— Goal of the exercise —
Return the listing below verbatim. Pictures do not belong in the copy.

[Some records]
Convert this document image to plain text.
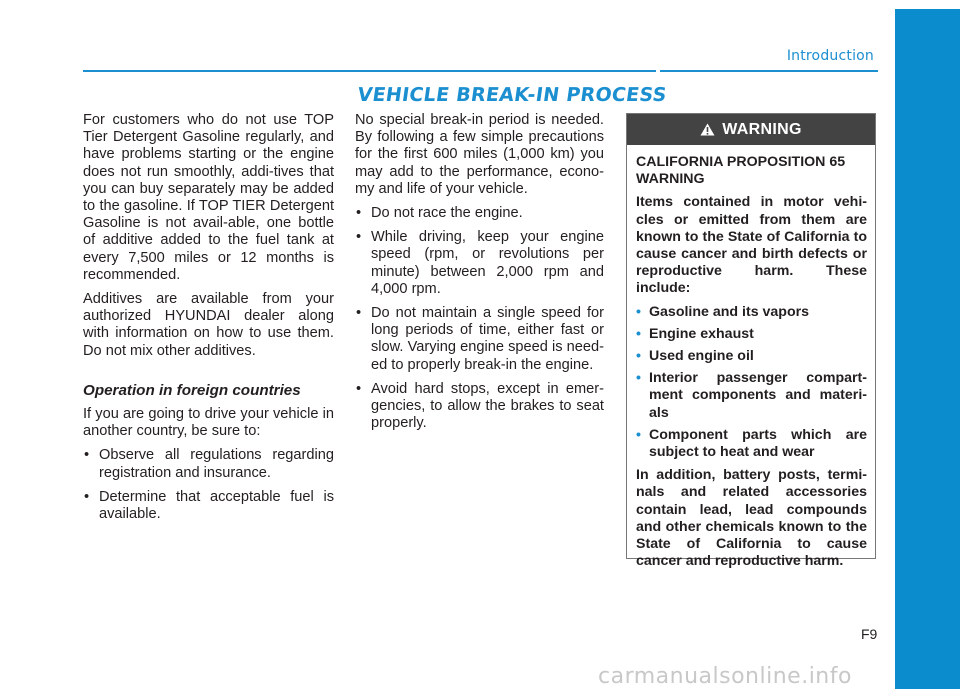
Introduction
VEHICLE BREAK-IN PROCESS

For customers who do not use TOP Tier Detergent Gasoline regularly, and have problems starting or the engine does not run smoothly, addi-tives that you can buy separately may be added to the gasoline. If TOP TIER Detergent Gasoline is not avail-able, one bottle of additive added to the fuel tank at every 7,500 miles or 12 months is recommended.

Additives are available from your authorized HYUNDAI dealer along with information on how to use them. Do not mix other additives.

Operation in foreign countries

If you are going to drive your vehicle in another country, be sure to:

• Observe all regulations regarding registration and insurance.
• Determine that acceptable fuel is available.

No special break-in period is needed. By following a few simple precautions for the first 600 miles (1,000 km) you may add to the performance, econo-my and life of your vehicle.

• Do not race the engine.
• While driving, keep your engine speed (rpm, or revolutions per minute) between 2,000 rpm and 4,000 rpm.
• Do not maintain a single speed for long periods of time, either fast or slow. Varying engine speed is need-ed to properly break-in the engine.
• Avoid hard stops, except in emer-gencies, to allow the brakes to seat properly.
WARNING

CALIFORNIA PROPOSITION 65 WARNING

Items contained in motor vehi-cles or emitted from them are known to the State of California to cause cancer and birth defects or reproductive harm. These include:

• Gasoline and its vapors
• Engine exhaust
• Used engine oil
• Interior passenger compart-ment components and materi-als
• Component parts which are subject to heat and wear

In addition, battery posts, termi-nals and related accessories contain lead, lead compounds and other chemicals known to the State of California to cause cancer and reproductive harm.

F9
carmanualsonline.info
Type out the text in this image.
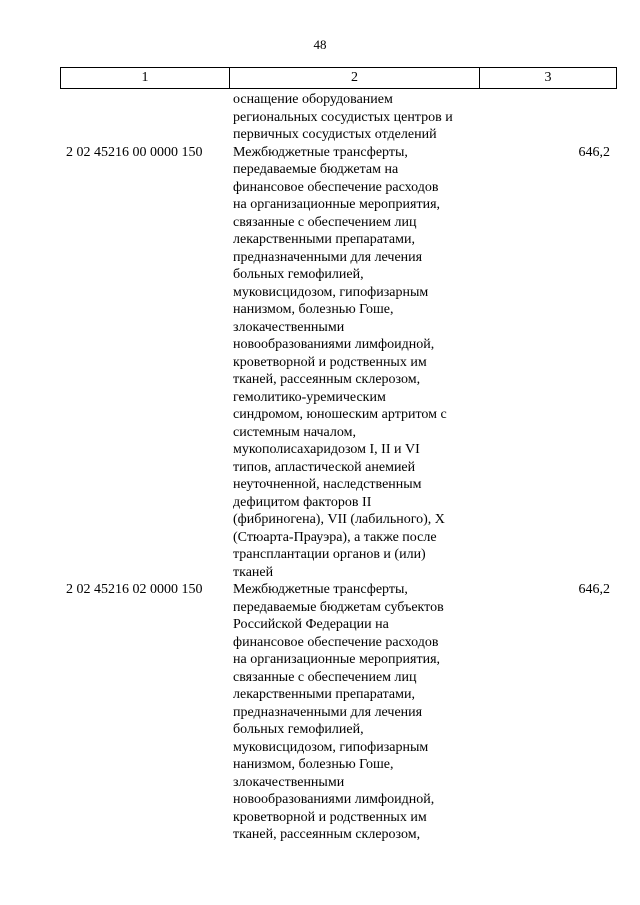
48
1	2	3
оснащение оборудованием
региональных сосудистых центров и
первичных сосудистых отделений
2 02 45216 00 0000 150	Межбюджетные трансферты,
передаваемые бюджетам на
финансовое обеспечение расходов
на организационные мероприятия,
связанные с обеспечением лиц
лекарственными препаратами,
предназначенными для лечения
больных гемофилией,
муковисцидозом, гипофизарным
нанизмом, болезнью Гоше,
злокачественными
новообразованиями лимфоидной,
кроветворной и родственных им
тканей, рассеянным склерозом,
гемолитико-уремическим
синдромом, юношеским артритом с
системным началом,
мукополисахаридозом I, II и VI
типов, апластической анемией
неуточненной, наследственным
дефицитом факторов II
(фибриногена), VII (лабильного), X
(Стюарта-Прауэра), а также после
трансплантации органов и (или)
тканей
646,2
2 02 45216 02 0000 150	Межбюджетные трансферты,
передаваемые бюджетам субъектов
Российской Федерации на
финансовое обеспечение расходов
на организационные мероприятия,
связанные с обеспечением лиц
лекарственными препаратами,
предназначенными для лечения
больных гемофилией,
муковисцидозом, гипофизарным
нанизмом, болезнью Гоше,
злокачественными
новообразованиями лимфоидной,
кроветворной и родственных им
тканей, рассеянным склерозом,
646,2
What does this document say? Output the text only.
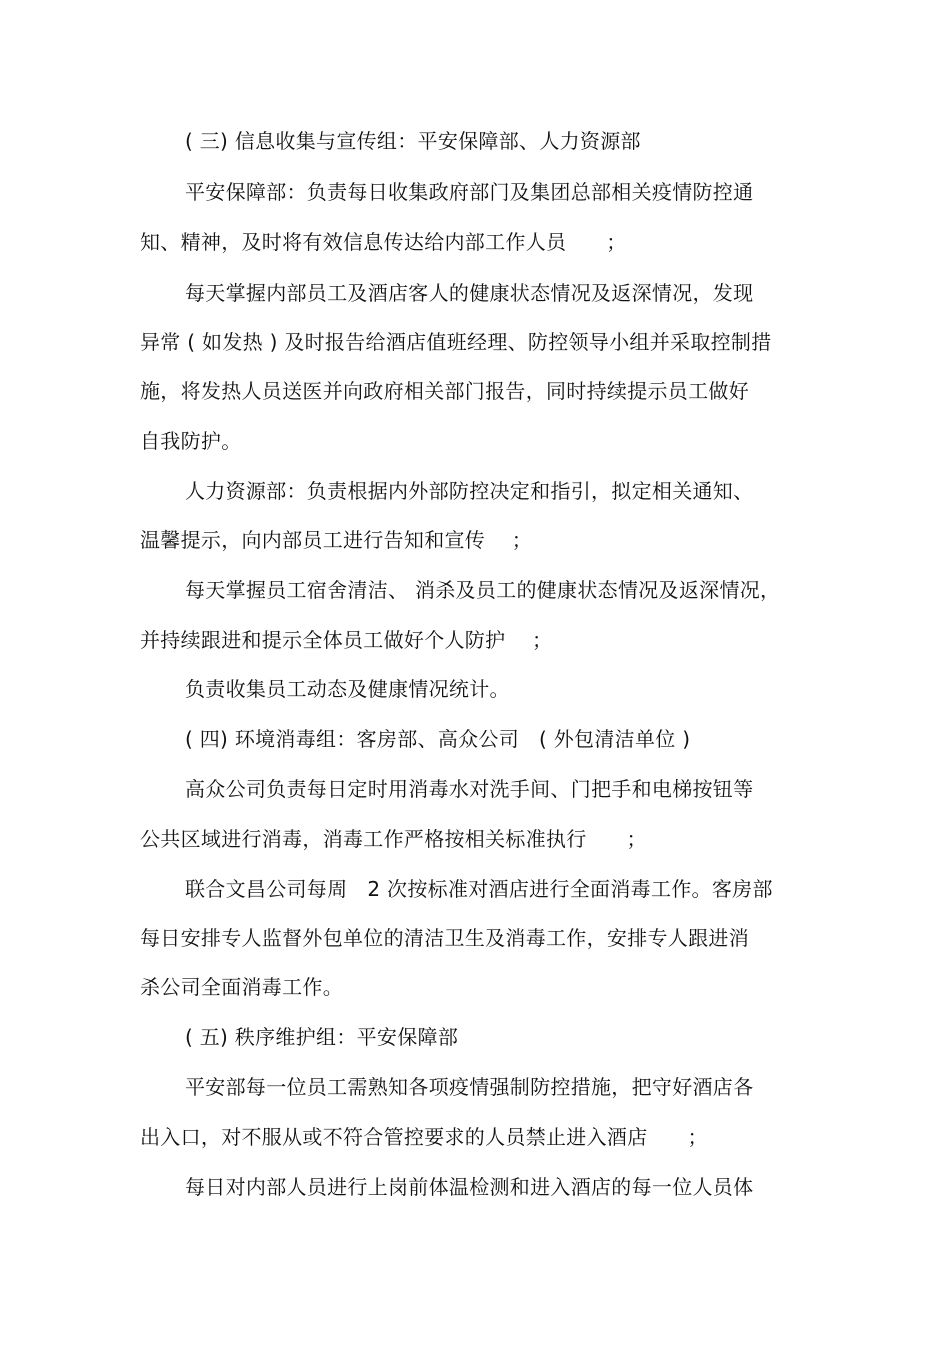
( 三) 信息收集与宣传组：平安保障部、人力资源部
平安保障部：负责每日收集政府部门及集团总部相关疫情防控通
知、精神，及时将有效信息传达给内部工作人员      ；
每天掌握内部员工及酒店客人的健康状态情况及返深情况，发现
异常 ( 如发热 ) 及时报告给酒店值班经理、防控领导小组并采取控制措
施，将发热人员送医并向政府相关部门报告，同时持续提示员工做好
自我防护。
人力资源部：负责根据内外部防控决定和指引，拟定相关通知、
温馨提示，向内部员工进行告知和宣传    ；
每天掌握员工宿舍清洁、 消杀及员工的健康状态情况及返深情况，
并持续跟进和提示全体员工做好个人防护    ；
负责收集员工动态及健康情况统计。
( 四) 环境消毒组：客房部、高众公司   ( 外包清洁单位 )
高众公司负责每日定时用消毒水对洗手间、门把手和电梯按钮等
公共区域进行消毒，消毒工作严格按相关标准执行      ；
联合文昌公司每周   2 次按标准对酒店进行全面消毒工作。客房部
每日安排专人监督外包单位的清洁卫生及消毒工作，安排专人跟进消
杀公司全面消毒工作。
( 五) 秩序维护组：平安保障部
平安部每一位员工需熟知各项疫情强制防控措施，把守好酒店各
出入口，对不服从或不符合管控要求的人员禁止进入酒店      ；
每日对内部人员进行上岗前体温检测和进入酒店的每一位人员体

— Solution to this problem —
Convert this document image to plain text.
Introduction
VEHICLE BREAK-IN PROCESS

For customers who do not use TOP Tier Detergent Gasoline regularly, and have problems starting or the engine does not run smoothly, addi-tives that you can buy separately may be added to the gasoline. If TOP TIER Detergent Gasoline is not avail-able, one bottle of additive added to the fuel tank at every 7,500 miles or 12 months is recommended.

Additives are available from your authorized HYUNDAI dealer along with information on how to use them. Do not mix other additives.

Operation in foreign countries

If you are going to drive your vehicle in another country, be sure to:

• Observe all regulations regarding registration and insurance.
• Determine that acceptable fuel is available.

No special break-in period is needed. By following a few simple precautions for the first 600 miles (1,000 km) you may add to the performance, econo-my and life of your vehicle.

• Do not race the engine.
• While driving, keep your engine speed (rpm, or revolutions per minute) between 2,000 rpm and 4,000 rpm.
• Do not maintain a single speed for long periods of time, either fast or slow. Varying engine speed is need-ed to properly break-in the engine.
• Avoid hard stops, except in emer-gencies, to allow the brakes to seat properly.
WARNING

CALIFORNIA PROPOSITION 65 WARNING

Items contained in motor vehi-cles or emitted from them are known to the State of California to cause cancer and birth defects or reproductive harm. These include:

• Gasoline and its vapors
• Engine exhaust
• Used engine oil
• Interior passenger compart-ment components and materi-als
• Component parts which are subject to heat and wear

In addition, battery posts, termi-nals and related accessories contain lead, lead compounds and other chemicals known to the State of California to cause cancer and reproductive harm.

F9
carmanualsonline.info
Type out the text in this image.
48
1	2	3
оснащение оборудованием
региональных сосудистых центров и
первичных сосудистых отделений
2 02 45216 00 0000 150	Межбюджетные трансферты,
передаваемые бюджетам на
финансовое обеспечение расходов
на организационные мероприятия,
связанные с обеспечением лиц
лекарственными препаратами,
предназначенными для лечения
больных гемофилией,
муковисцидозом, гипофизарным
нанизмом, болезнью Гоше,
злокачественными
новообразованиями лимфоидной,
кроветворной и родственных им
тканей, рассеянным склерозом,
гемолитико-уремическим
синдромом, юношеским артритом с
системным началом,
мукополисахаридозом I, II и VI
типов, апластической анемией
неуточненной, наследственным
дефицитом факторов II
(фибриногена), VII (лабильного), X
(Стюарта-Прауэра), а также после
трансплантации органов и (или)
тканей
646,2
2 02 45216 02 0000 150	Межбюджетные трансферты,
передаваемые бюджетам субъектов
Российской Федерации на
финансовое обеспечение расходов
на организационные мероприятия,
связанные с обеспечением лиц
лекарственными препаратами,
предназначенными для лечения
больных гемофилией,
муковисцидозом, гипофизарным
нанизмом, болезнью Гоше,
злокачественными
новообразованиями лимфоидной,
кроветворной и родственных им
тканей, рассеянным склерозом,
646,2
What does this document say? Output the text only.
( 三) 信息收集与宣传组：平安保障部、人力资源部
平安保障部：负责每日收集政府部门及集团总部相关疫情防控通
知、精神，及时将有效信息传达给内部工作人员      ；
每天掌握内部员工及酒店客人的健康状态情况及返深情况，发现
异常 ( 如发热 ) 及时报告给酒店值班经理、防控领导小组并采取控制措
施，将发热人员送医并向政府相关部门报告，同时持续提示员工做好
自我防护。
人力资源部：负责根据内外部防控决定和指引，拟定相关通知、
温馨提示，向内部员工进行告知和宣传    ；
每天掌握员工宿舍清洁、 消杀及员工的健康状态情况及返深情况，
并持续跟进和提示全体员工做好个人防护    ；
负责收集员工动态及健康情况统计。
( 四) 环境消毒组：客房部、高众公司   ( 外包清洁单位 )
高众公司负责每日定时用消毒水对洗手间、门把手和电梯按钮等
公共区域进行消毒，消毒工作严格按相关标准执行      ；
联合文昌公司每周   2 次按标准对酒店进行全面消毒工作。客房部
每日安排专人监督外包单位的清洁卫生及消毒工作，安排专人跟进消
杀公司全面消毒工作。
( 五) 秩序维护组：平安保障部
平安部每一位员工需熟知各项疫情强制防控措施，把守好酒店各
出入口，对不服从或不符合管控要求的人员禁止进入酒店      ；
每日对内部人员进行上岗前体温检测和进入酒店的每一位人员体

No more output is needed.